Records contained in a dataset:
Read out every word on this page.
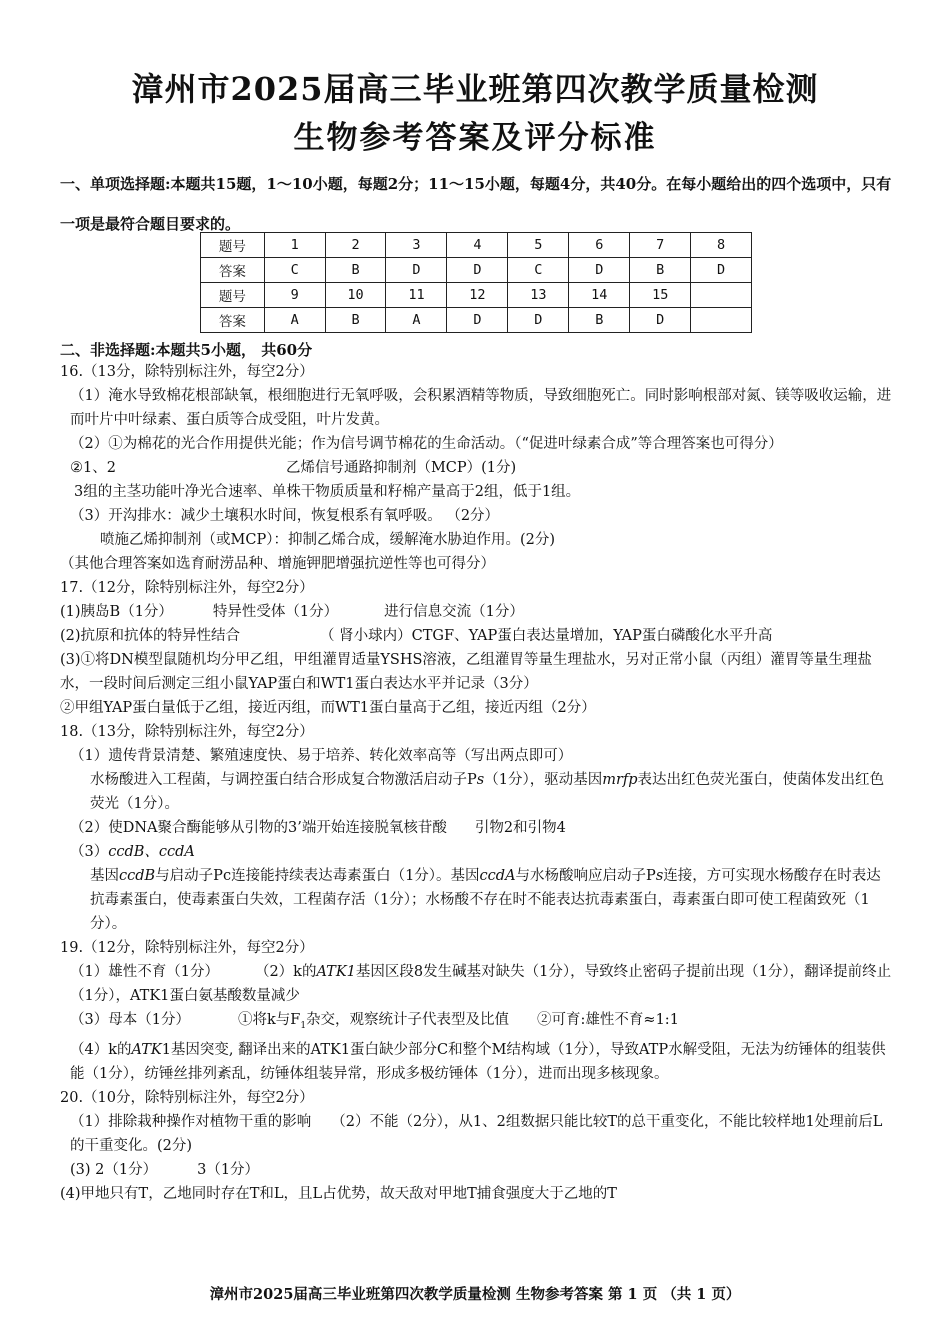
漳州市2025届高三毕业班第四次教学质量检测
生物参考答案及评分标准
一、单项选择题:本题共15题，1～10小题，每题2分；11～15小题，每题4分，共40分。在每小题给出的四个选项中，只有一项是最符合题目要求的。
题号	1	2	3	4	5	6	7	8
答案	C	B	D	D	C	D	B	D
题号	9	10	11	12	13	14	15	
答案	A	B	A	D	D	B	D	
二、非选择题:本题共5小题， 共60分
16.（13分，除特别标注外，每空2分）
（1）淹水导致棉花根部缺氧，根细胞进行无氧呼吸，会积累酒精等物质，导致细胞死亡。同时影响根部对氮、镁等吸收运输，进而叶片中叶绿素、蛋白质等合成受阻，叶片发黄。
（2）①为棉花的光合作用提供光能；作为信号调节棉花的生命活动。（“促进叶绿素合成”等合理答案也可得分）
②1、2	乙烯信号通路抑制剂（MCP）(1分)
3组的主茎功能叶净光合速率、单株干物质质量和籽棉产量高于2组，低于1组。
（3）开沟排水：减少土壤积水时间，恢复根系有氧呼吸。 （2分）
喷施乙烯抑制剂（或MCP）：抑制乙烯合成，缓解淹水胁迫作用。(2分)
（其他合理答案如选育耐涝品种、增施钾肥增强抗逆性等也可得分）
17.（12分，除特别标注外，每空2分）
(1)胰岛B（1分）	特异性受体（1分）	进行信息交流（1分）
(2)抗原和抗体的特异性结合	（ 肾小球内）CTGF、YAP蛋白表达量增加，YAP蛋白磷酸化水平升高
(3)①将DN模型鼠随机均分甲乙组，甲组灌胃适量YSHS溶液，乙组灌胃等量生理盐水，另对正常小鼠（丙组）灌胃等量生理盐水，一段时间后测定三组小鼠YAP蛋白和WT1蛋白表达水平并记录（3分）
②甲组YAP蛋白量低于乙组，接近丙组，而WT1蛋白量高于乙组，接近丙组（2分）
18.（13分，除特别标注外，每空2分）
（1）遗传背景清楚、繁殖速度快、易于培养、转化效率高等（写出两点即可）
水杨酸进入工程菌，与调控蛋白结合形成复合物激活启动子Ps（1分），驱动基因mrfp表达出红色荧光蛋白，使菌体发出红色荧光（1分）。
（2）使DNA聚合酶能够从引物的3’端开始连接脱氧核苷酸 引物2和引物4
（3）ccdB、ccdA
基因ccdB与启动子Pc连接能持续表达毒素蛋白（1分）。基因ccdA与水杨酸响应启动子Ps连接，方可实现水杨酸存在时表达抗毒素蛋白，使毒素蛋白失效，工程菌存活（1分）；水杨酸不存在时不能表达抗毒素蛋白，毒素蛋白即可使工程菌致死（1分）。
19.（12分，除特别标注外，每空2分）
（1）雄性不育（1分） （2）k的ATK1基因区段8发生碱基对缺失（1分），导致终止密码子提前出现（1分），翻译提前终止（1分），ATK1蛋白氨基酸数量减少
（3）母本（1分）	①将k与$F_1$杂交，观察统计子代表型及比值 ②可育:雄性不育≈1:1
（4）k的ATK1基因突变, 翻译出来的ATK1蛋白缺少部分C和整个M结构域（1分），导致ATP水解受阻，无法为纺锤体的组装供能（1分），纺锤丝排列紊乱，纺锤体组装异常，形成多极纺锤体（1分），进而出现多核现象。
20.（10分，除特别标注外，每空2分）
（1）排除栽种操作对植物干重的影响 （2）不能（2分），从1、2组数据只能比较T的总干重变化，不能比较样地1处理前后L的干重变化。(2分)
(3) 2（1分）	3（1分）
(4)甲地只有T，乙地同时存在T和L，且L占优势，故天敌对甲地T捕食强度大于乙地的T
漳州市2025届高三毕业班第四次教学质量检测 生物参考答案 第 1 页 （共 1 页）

---

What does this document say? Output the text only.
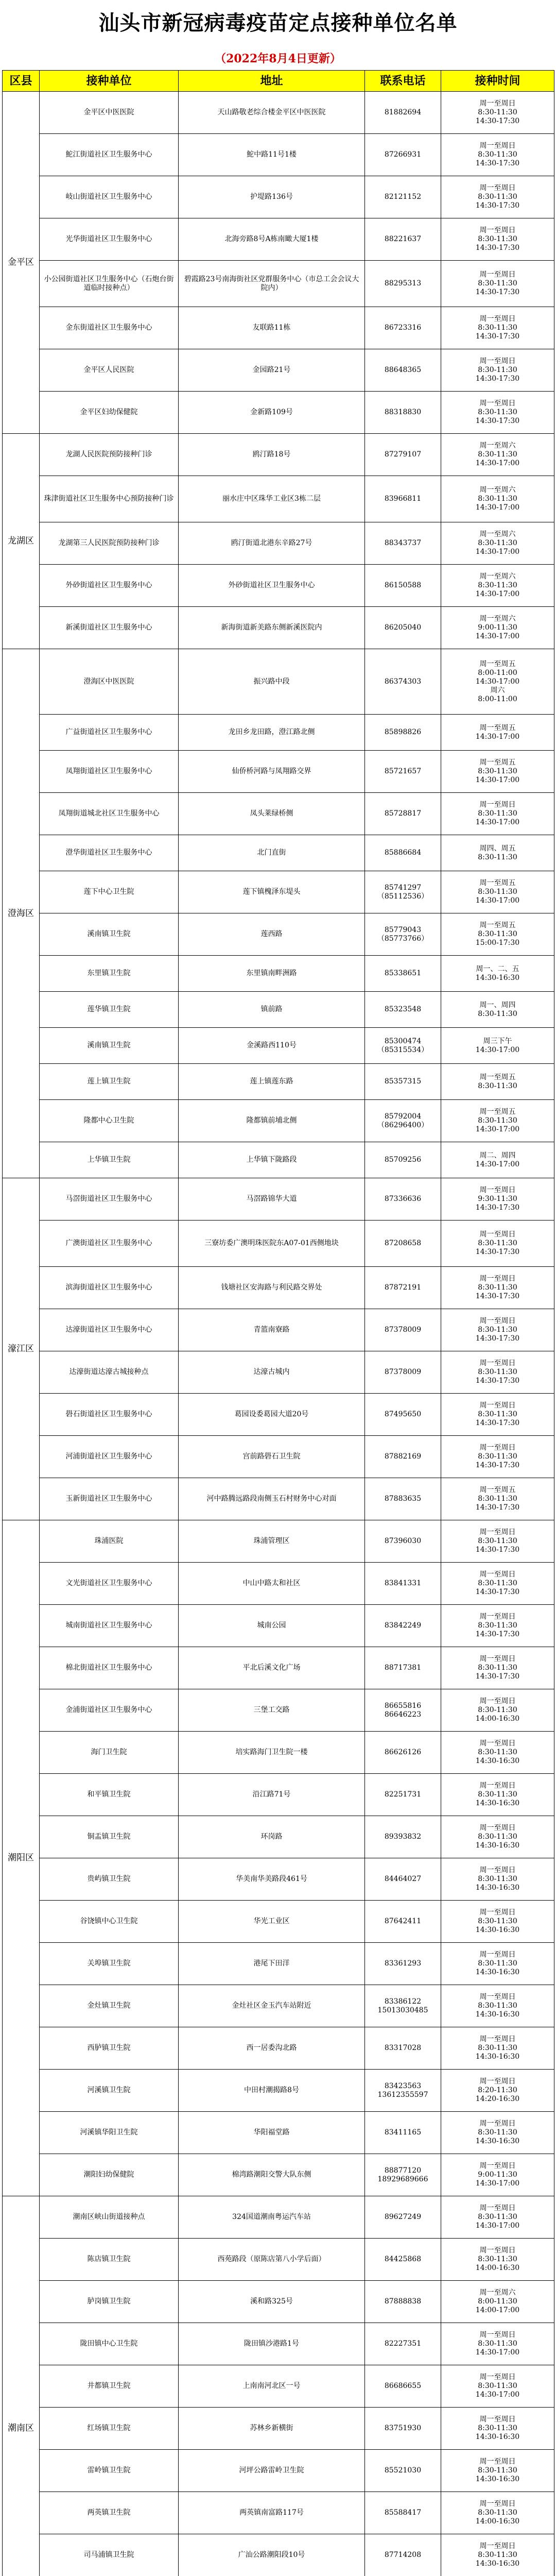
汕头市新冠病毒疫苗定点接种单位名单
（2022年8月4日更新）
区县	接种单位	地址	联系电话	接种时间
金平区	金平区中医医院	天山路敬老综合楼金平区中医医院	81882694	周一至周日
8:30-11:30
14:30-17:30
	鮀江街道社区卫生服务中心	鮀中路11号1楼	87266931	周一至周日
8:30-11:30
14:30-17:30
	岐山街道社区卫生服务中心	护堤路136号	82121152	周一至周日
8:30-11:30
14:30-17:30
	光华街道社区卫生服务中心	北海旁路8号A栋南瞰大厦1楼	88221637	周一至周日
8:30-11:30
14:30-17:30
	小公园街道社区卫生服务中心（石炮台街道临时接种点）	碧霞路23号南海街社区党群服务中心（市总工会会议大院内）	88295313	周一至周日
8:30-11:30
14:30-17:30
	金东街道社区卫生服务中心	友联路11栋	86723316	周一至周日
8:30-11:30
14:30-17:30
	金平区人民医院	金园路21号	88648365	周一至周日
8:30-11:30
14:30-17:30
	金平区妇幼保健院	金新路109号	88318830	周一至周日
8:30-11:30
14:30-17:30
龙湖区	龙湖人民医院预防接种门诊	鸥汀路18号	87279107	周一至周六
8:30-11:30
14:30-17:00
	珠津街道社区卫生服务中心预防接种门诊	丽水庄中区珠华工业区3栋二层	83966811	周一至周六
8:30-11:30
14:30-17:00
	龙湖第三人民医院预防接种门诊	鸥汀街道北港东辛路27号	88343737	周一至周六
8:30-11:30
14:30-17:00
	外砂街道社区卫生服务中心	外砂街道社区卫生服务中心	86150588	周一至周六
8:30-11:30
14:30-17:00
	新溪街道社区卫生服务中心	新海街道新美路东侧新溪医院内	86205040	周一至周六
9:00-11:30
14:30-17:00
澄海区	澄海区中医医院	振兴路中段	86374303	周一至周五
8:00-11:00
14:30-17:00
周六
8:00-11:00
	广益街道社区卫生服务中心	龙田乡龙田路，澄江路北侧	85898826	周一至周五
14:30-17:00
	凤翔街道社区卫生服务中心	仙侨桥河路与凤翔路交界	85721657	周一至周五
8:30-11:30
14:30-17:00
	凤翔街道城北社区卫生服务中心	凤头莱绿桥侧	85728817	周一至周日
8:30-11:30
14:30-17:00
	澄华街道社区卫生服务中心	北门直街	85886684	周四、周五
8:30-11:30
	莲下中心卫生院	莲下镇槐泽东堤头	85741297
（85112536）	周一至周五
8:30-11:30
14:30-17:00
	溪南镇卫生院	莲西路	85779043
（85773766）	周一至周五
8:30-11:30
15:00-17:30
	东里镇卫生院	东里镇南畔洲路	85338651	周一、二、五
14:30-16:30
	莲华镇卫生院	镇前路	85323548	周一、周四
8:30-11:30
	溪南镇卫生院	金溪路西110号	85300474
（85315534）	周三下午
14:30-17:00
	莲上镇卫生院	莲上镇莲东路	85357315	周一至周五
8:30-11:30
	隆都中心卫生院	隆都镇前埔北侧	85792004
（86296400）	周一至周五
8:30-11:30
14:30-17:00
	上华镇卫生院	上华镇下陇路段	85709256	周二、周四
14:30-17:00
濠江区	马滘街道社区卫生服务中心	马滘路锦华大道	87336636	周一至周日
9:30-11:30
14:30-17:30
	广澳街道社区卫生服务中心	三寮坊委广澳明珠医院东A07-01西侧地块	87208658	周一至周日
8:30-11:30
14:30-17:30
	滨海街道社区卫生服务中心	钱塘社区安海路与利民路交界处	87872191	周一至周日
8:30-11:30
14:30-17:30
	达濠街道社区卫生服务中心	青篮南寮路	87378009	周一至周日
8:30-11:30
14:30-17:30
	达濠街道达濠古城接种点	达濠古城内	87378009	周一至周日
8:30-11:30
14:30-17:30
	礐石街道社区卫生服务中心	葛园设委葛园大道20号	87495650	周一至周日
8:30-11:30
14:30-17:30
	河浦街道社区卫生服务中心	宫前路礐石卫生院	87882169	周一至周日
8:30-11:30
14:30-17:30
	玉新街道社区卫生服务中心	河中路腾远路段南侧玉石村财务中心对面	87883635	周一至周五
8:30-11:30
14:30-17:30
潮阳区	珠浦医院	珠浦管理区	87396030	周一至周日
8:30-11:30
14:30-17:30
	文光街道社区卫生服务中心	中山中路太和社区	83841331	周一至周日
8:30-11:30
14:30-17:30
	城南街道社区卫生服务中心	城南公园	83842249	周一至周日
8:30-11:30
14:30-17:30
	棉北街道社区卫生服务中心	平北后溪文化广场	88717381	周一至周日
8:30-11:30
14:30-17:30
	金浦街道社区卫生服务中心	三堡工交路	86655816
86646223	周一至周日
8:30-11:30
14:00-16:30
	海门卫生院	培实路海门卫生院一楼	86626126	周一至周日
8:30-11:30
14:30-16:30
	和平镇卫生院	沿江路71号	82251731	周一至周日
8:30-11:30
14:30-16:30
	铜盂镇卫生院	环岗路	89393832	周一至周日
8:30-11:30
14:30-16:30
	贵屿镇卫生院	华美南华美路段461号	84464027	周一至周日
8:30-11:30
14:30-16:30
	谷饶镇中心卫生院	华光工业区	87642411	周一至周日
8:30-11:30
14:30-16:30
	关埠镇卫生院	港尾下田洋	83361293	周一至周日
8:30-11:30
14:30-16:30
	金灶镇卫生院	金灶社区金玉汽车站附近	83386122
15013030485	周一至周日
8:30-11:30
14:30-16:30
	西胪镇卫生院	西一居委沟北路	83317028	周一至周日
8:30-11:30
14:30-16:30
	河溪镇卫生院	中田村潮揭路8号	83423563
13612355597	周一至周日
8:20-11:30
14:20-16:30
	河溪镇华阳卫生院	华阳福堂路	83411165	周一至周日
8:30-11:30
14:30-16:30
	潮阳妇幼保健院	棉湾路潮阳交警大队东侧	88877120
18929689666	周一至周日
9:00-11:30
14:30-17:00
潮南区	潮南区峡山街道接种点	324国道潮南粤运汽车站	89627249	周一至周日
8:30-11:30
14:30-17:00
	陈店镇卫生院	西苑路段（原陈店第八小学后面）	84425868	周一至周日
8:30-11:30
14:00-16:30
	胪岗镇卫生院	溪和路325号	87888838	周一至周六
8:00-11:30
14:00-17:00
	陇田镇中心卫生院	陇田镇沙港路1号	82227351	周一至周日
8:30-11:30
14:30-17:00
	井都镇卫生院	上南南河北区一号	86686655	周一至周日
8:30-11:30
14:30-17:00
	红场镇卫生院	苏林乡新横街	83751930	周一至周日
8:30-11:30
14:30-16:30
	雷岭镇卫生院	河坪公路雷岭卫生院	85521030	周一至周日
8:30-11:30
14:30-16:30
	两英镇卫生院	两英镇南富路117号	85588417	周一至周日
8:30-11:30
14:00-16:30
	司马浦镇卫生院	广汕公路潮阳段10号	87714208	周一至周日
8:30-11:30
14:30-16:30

PROBLEM:
In the listing, find each line with the string "this" and copy it.

EXERCISE RESPONSE:
Read out every word on this page.
What does this document say? Output the text only.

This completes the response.